### Objective
From the entries below, copy out every line with "adjusted" in it.

[A run of records]
⟨

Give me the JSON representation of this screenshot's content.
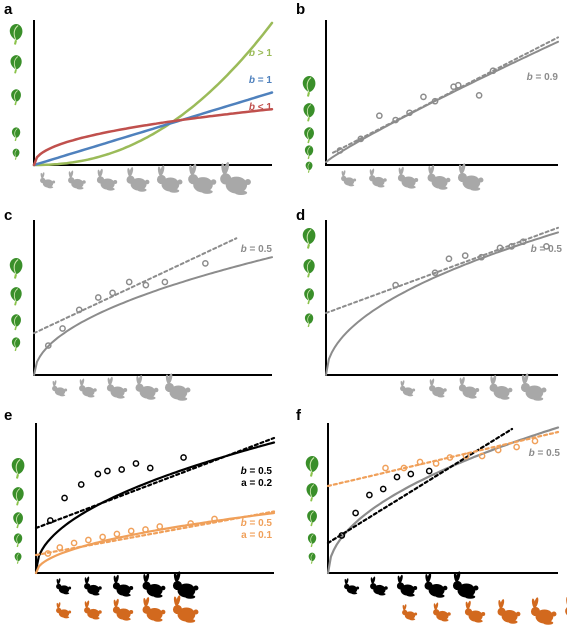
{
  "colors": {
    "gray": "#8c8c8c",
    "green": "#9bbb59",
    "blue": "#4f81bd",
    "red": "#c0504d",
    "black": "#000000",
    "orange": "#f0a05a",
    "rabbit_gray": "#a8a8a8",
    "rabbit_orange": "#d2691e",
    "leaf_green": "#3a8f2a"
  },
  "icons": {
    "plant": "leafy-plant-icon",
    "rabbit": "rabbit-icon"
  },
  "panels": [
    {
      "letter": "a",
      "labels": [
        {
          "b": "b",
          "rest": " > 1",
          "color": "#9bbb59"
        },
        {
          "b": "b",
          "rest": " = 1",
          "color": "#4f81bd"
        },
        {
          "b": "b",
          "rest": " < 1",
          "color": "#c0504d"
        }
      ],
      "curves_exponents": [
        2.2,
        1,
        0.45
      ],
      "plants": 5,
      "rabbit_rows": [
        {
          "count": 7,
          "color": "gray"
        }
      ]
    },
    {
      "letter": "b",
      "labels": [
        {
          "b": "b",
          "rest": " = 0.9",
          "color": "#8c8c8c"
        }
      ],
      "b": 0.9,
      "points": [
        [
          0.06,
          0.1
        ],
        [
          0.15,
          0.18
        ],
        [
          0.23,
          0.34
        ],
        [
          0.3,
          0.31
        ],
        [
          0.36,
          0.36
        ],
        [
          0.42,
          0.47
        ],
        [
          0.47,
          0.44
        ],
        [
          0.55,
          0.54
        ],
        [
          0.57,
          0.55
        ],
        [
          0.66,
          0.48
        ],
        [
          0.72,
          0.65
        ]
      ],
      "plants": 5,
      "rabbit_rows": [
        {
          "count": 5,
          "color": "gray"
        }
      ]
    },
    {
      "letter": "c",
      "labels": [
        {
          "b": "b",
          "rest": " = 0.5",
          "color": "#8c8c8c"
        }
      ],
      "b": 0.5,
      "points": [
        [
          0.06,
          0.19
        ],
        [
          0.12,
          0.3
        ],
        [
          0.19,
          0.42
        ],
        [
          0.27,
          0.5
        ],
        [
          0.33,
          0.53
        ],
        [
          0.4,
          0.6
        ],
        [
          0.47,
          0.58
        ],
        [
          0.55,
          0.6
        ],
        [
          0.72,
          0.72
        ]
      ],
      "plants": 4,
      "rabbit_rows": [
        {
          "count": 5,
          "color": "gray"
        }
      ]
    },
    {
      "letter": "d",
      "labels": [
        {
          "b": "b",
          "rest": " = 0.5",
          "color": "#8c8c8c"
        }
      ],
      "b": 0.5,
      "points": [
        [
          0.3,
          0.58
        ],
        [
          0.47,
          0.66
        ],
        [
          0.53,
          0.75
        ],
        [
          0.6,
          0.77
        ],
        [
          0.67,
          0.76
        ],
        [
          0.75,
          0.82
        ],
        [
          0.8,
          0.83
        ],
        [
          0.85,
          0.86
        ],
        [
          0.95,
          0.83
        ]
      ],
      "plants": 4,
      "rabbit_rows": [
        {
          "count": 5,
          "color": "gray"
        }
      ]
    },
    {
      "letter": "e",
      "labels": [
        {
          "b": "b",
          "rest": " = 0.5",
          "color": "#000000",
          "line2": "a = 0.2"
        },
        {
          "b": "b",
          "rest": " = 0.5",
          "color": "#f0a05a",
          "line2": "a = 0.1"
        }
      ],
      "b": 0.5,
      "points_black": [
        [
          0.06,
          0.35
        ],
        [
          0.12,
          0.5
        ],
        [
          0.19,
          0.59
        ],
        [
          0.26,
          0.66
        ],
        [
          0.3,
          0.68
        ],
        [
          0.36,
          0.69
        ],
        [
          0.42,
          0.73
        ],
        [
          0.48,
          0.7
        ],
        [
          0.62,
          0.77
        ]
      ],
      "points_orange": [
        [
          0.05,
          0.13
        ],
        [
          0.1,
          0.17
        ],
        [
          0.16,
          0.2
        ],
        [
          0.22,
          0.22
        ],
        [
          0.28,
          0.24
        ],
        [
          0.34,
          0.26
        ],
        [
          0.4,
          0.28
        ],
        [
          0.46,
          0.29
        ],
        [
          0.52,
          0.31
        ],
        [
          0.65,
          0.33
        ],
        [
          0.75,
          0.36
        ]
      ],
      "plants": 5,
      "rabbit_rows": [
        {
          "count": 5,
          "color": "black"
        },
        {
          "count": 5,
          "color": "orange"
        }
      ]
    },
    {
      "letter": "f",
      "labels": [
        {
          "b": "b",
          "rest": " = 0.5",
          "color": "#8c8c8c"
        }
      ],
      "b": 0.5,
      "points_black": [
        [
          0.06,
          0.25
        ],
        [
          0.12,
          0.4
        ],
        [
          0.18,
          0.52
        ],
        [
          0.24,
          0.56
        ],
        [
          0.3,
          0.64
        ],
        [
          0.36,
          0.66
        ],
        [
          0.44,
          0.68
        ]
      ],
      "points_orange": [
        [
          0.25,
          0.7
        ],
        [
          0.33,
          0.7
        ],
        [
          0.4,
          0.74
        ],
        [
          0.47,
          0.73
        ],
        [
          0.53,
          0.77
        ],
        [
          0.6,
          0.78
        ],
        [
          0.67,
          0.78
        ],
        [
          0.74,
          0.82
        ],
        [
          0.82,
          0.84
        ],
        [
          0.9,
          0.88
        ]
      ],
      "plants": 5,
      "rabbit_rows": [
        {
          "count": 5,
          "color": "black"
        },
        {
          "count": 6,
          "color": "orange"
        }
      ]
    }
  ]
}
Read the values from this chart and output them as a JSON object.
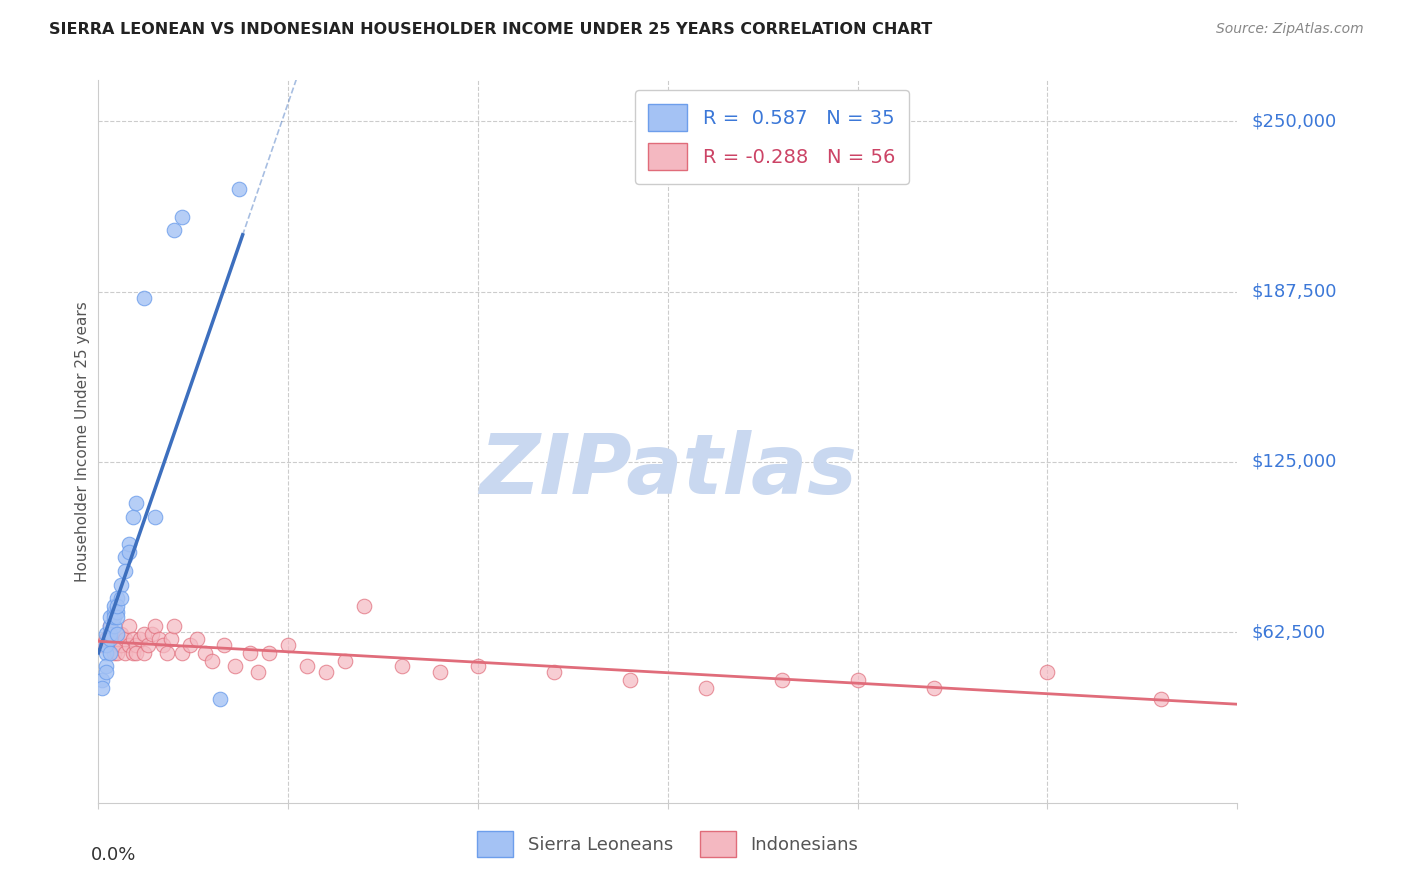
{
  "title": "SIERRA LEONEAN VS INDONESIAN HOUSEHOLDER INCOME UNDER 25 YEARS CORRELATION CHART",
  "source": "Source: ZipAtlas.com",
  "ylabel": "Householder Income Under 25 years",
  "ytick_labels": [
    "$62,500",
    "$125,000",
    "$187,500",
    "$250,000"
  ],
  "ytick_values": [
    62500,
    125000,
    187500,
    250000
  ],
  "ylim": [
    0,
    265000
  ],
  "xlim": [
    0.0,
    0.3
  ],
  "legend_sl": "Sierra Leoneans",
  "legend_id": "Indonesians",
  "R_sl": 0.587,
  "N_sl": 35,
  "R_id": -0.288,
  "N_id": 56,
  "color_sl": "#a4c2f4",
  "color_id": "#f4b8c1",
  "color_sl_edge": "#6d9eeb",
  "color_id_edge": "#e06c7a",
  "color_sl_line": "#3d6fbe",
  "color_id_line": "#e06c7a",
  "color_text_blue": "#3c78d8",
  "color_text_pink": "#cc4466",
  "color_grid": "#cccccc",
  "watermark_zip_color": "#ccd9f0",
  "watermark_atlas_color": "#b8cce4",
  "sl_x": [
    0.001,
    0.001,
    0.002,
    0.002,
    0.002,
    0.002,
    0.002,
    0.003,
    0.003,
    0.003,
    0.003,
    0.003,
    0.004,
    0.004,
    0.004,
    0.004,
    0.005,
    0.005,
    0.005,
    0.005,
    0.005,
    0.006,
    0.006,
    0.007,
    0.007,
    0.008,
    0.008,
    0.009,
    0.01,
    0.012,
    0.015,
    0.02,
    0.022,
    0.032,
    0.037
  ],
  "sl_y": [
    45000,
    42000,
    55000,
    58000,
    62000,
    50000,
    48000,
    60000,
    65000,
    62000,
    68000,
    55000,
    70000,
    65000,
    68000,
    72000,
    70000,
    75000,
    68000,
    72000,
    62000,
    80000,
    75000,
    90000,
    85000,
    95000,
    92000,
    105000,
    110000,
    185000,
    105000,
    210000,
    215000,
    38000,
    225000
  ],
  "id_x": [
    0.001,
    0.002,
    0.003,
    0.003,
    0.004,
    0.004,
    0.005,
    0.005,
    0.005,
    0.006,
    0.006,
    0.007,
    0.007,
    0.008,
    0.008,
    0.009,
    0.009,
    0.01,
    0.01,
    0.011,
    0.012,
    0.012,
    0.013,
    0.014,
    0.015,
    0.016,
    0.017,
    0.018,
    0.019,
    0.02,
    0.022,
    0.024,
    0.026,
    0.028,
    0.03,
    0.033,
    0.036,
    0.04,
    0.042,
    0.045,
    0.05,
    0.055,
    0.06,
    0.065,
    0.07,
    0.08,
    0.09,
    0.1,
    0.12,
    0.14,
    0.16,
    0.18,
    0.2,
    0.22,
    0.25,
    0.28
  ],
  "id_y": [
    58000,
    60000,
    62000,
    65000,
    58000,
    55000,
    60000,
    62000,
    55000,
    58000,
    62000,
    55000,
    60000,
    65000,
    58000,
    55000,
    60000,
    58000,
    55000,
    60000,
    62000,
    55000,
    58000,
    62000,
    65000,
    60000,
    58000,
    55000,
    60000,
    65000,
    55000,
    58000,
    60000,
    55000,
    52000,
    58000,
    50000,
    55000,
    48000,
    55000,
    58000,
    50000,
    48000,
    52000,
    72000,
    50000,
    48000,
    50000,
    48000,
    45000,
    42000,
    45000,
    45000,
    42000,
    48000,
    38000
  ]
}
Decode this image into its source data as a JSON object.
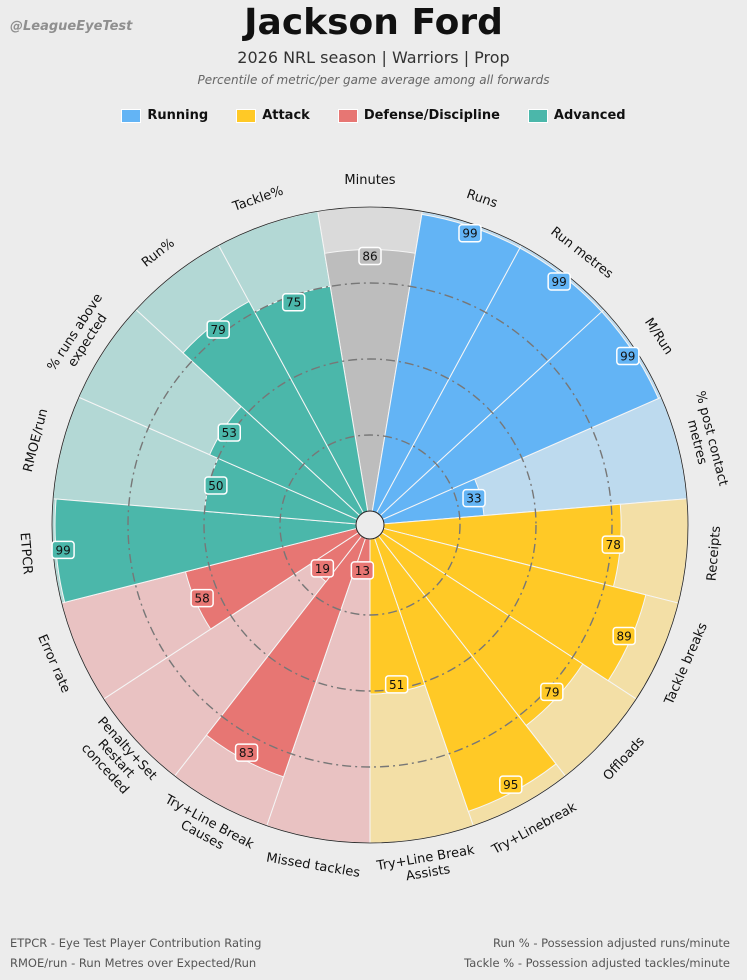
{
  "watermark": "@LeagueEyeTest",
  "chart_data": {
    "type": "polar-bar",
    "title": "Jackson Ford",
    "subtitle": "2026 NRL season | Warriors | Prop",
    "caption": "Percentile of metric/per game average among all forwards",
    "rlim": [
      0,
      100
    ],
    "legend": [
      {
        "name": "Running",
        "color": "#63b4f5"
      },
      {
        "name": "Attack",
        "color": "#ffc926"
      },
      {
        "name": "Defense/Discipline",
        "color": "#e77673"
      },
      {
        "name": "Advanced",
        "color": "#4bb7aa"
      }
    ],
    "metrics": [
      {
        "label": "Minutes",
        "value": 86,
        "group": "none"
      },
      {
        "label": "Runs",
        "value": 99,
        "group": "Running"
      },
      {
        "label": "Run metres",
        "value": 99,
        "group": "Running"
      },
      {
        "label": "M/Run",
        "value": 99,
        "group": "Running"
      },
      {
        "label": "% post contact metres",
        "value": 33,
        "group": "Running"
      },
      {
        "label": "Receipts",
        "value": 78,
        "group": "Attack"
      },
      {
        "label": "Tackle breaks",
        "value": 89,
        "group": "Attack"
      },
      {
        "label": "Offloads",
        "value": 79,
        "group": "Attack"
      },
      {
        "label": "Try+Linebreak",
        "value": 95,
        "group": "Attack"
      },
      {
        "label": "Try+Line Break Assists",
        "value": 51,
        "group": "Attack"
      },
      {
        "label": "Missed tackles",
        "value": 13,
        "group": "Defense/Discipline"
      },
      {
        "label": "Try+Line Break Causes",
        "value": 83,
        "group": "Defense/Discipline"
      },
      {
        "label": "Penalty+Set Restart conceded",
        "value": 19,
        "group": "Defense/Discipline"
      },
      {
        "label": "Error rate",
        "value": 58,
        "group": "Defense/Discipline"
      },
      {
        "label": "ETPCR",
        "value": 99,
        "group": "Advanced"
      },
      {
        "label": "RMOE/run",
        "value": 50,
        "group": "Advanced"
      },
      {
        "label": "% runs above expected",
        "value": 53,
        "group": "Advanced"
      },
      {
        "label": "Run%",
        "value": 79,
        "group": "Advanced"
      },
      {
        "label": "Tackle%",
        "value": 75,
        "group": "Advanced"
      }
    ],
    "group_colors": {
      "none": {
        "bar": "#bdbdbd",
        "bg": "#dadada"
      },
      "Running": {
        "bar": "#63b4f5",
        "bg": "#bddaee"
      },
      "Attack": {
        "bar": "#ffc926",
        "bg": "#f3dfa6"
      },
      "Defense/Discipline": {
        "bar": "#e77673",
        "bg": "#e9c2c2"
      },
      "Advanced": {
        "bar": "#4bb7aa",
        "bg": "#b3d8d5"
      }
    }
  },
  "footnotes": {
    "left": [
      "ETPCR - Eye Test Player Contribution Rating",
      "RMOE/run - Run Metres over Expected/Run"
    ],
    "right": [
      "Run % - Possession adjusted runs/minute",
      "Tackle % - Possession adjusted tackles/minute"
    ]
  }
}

⟩

### Written solution
      "Run % - Possession adjusted runs/minute",
      "Tackle % - Possession adjusted tackles/minute"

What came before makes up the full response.